** TASK DIRECTIONS **
Please rewrite the rows below, switching each "lon-label" to "longitude-label" and leaving everything else unchanged.

Rows from a layout dataset
****

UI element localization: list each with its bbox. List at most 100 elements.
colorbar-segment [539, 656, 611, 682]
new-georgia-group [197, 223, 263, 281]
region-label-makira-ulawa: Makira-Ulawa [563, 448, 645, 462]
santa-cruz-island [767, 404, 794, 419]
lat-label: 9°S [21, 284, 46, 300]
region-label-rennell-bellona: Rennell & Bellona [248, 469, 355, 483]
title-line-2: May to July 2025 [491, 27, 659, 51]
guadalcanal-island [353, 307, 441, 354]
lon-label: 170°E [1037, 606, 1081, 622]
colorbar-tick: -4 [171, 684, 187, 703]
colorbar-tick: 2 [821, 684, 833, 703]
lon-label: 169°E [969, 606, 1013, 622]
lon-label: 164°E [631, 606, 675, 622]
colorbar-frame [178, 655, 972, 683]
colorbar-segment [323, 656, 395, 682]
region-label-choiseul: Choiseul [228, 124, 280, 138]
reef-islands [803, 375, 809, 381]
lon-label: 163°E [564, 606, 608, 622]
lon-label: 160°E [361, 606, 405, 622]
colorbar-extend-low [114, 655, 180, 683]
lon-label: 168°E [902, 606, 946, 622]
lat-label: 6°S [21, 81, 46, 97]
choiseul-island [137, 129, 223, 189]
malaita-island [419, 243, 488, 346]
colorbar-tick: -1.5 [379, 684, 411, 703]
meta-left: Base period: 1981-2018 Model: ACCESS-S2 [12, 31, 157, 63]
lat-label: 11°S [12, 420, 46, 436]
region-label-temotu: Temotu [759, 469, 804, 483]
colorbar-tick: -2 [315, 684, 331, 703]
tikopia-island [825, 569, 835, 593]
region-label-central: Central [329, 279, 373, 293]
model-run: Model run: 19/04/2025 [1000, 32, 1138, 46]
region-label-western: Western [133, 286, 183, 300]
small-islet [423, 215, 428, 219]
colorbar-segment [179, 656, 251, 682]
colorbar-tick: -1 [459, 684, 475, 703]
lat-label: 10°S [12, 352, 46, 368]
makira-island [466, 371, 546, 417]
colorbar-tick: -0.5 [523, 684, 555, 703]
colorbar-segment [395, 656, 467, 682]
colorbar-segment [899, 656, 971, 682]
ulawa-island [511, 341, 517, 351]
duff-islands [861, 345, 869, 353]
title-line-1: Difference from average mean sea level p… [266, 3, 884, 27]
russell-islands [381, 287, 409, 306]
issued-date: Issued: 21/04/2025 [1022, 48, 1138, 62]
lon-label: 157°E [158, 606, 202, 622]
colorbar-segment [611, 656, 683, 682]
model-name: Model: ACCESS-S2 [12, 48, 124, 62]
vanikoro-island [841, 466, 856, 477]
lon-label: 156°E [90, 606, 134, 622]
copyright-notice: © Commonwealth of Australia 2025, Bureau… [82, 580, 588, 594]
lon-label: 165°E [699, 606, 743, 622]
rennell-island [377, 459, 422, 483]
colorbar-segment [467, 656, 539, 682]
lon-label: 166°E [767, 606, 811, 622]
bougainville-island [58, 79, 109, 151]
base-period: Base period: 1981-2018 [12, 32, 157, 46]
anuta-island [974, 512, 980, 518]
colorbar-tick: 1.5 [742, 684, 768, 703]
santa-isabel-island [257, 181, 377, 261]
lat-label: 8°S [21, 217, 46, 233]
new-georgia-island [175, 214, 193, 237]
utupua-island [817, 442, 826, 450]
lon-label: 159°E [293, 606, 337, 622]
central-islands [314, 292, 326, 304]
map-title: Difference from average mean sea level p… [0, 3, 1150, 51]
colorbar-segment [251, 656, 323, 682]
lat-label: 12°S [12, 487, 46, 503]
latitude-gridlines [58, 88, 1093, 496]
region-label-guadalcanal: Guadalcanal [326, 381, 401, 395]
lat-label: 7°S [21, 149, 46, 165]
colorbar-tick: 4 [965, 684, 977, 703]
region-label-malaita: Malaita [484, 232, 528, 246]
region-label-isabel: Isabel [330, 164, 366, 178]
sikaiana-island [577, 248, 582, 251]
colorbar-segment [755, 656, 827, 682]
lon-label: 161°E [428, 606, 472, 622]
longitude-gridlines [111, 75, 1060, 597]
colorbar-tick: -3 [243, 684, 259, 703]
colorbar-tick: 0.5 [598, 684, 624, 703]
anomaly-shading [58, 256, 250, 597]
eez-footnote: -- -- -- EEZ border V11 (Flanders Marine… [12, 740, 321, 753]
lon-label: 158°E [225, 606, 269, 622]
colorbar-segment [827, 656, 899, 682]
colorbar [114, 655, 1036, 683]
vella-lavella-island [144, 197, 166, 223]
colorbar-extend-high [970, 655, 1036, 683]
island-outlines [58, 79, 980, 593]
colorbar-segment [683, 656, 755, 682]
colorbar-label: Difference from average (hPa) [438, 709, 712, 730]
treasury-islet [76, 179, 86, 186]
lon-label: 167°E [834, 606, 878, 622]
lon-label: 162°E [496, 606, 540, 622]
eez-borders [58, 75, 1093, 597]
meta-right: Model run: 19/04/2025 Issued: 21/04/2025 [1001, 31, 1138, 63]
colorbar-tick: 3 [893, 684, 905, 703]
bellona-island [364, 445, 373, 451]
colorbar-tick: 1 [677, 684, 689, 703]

****

** COMPLETE RESPONSE **
UI element localization: list each with its bbox. List at most 100 elements.
colorbar-segment [539, 656, 611, 682]
new-georgia-group [197, 223, 263, 281]
region-label-makira-ulawa: Makira-Ulawa [563, 448, 645, 462]
santa-cruz-island [767, 404, 794, 419]
lat-label: 9°S [21, 284, 46, 300]
region-label-rennell-bellona: Rennell & Bellona [248, 469, 355, 483]
title-line-2: May to July 2025 [491, 27, 659, 51]
guadalcanal-island [353, 307, 441, 354]
longitude-label: 170°E [1037, 606, 1081, 622]
colorbar-tick: -4 [171, 684, 187, 703]
colorbar-tick: 2 [821, 684, 833, 703]
longitude-label: 169°E [969, 606, 1013, 622]
longitude-label: 164°E [631, 606, 675, 622]
colorbar-frame [178, 655, 972, 683]
colorbar-segment [323, 656, 395, 682]
region-label-choiseul: Choiseul [228, 124, 280, 138]
reef-islands [803, 375, 809, 381]
longitude-label: 163°E [564, 606, 608, 622]
longitude-label: 160°E [361, 606, 405, 622]
colorbar-extend-low [114, 655, 180, 683]
longitude-label: 168°E [902, 606, 946, 622]
lat-label: 6°S [21, 81, 46, 97]
choiseul-island [137, 129, 223, 189]
malaita-island [419, 243, 488, 346]
colorbar-tick: -1.5 [379, 684, 411, 703]
meta-left: Base period: 1981-2018 Model: ACCESS-S2 [12, 31, 157, 63]
lat-label: 11°S [12, 420, 46, 436]
region-label-temotu: Temotu [759, 469, 804, 483]
colorbar-tick: -2 [315, 684, 331, 703]
tikopia-island [825, 569, 835, 593]
region-label-central: Central [329, 279, 373, 293]
model-run: Model run: 19/04/2025 [1000, 32, 1138, 46]
region-label-western: Western [133, 286, 183, 300]
small-islet [423, 215, 428, 219]
colorbar-segment [179, 656, 251, 682]
colorbar-tick: -1 [459, 684, 475, 703]
lat-label: 10°S [12, 352, 46, 368]
makira-island [466, 371, 546, 417]
colorbar-tick: -0.5 [523, 684, 555, 703]
colorbar-segment [395, 656, 467, 682]
colorbar-segment [899, 656, 971, 682]
ulawa-island [511, 341, 517, 351]
duff-islands [861, 345, 869, 353]
title-line-1: Difference from average mean sea level p… [266, 3, 884, 27]
russell-islands [381, 287, 409, 306]
issued-date: Issued: 21/04/2025 [1022, 48, 1138, 62]
longitude-label: 157°E [158, 606, 202, 622]
colorbar-segment [611, 656, 683, 682]
model-name: Model: ACCESS-S2 [12, 48, 124, 62]
vanikoro-island [841, 466, 856, 477]
longitude-label: 156°E [90, 606, 134, 622]
copyright-notice: © Commonwealth of Australia 2025, Bureau… [82, 580, 588, 594]
longitude-label: 165°E [699, 606, 743, 622]
rennell-island [377, 459, 422, 483]
colorbar-segment [467, 656, 539, 682]
longitude-label: 166°E [767, 606, 811, 622]
bougainville-island [58, 79, 109, 151]
base-period: Base period: 1981-2018 [12, 32, 157, 46]
anuta-island [974, 512, 980, 518]
colorbar-tick: 1.5 [742, 684, 768, 703]
santa-isabel-island [257, 181, 377, 261]
lat-label: 8°S [21, 217, 46, 233]
new-georgia-island [175, 214, 193, 237]
utupua-island [817, 442, 826, 450]
longitude-label: 159°E [293, 606, 337, 622]
central-islands [314, 292, 326, 304]
map-title: Difference from average mean sea level p… [0, 3, 1150, 51]
colorbar-segment [251, 656, 323, 682]
lat-label: 12°S [12, 487, 46, 503]
latitude-gridlines [58, 88, 1093, 496]
region-label-guadalcanal: Guadalcanal [326, 381, 401, 395]
lat-label: 7°S [21, 149, 46, 165]
colorbar-tick: 4 [965, 684, 977, 703]
region-label-malaita: Malaita [484, 232, 528, 246]
region-label-isabel: Isabel [330, 164, 366, 178]
sikaiana-island [577, 248, 582, 251]
colorbar-segment [755, 656, 827, 682]
longitude-label: 161°E [428, 606, 472, 622]
longitude-gridlines [111, 75, 1060, 597]
colorbar-tick: -3 [243, 684, 259, 703]
colorbar-tick: 0.5 [598, 684, 624, 703]
anomaly-shading [58, 256, 250, 597]
eez-footnote: -- -- -- EEZ border V11 (Flanders Marine… [12, 740, 321, 753]
longitude-label: 158°E [225, 606, 269, 622]
colorbar-segment [827, 656, 899, 682]
colorbar [114, 655, 1036, 683]
vella-lavella-island [144, 197, 166, 223]
colorbar-extend-high [970, 655, 1036, 683]
island-outlines [58, 79, 980, 593]
colorbar-segment [683, 656, 755, 682]
colorbar-label: Difference from average (hPa) [438, 709, 712, 730]
treasury-islet [76, 179, 86, 186]
longitude-label: 167°E [834, 606, 878, 622]
longitude-label: 162°E [496, 606, 540, 622]
eez-borders [58, 75, 1093, 597]
meta-right: Model run: 19/04/2025 Issued: 21/04/2025 [1001, 31, 1138, 63]
colorbar-tick: 3 [893, 684, 905, 703]
bellona-island [364, 445, 373, 451]
colorbar-tick: 1 [677, 684, 689, 703]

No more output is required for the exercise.